JOBS:
(A) From the Moh Lhean article, duplicate the passage that begins at the words "Why? chronology" and stops after "March 3, 2017.".
(B) According to the Moh Lhean article, on how many reviews was the album's Metacritic average score based?

Studio album by Why?
- Released: March 3, 2017
- Studio: El Armando, Cincinnati; Moh Lhean, Cincinnati;
- Genre: Indie rock; hip hop;
- Length: 33:40
- Label: Joyful Noise
- Producer: Josiah Wolf; Yoni Wolf;

Why? chronology
| Golden Tickets (2013) | Moh Lhean (2017) | AOKOHIO (2019) |

= Moh Lhean =

Moh Lhean is the sixth studio album by American band Why?. It was released by Joyful Noise Recordings on March 3, 2017.

Professional ratings
Aggregate scores
| Source | Rating |
| Metacritic | 79/100 |
Review scores
| Source | Rating |
| AllMusic | Star |
| Drowned in Sound | 7/10 |
| Exclaim! | 8/10 |
| Pitchfork | 7.7/10 |
| PopMatters | Star |

==Critical reception==
At Metacritic, which assigns a weighted average score out of 100 to reviews from mainstream critics, Moh Lhean received an average score of 79 based on 14 reviews, indicating "generally favorable reviews".

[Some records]
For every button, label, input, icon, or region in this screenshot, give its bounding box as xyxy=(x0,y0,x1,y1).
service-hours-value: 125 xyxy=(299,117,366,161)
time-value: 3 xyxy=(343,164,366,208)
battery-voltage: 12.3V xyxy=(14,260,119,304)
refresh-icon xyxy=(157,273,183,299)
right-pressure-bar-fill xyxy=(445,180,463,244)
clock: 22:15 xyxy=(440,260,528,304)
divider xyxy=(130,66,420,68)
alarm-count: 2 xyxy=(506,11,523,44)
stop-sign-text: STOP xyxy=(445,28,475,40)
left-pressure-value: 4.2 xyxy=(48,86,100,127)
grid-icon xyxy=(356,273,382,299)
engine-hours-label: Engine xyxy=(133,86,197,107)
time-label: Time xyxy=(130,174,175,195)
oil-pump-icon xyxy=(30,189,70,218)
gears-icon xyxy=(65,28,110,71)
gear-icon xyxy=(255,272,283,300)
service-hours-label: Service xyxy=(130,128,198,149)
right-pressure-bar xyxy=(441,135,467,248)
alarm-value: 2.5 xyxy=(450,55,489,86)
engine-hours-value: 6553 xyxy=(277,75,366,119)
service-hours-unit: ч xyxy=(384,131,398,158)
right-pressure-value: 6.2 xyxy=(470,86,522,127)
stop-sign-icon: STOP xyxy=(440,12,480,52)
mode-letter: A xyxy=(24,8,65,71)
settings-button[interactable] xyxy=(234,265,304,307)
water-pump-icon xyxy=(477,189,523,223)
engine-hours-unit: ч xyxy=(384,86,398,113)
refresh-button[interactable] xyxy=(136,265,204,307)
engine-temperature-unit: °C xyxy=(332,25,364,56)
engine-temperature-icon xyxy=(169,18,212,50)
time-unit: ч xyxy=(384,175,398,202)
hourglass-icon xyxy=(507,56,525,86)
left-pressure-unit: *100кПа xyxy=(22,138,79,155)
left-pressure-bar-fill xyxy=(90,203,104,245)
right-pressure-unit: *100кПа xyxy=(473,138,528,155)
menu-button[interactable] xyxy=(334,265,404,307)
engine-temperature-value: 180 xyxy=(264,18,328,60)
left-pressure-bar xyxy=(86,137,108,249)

THE ANSWERS:
(A)
Why? chronology
| Golden Tickets (2013) | Moh Lhean (2017) | AOKOHIO (2019) |

= Moh Lhean =

Moh Lhean is the sixth studio album by American band Why?. It was released by Joyful Noise Recordings on March 3, 2017.

(B) 14 reviews.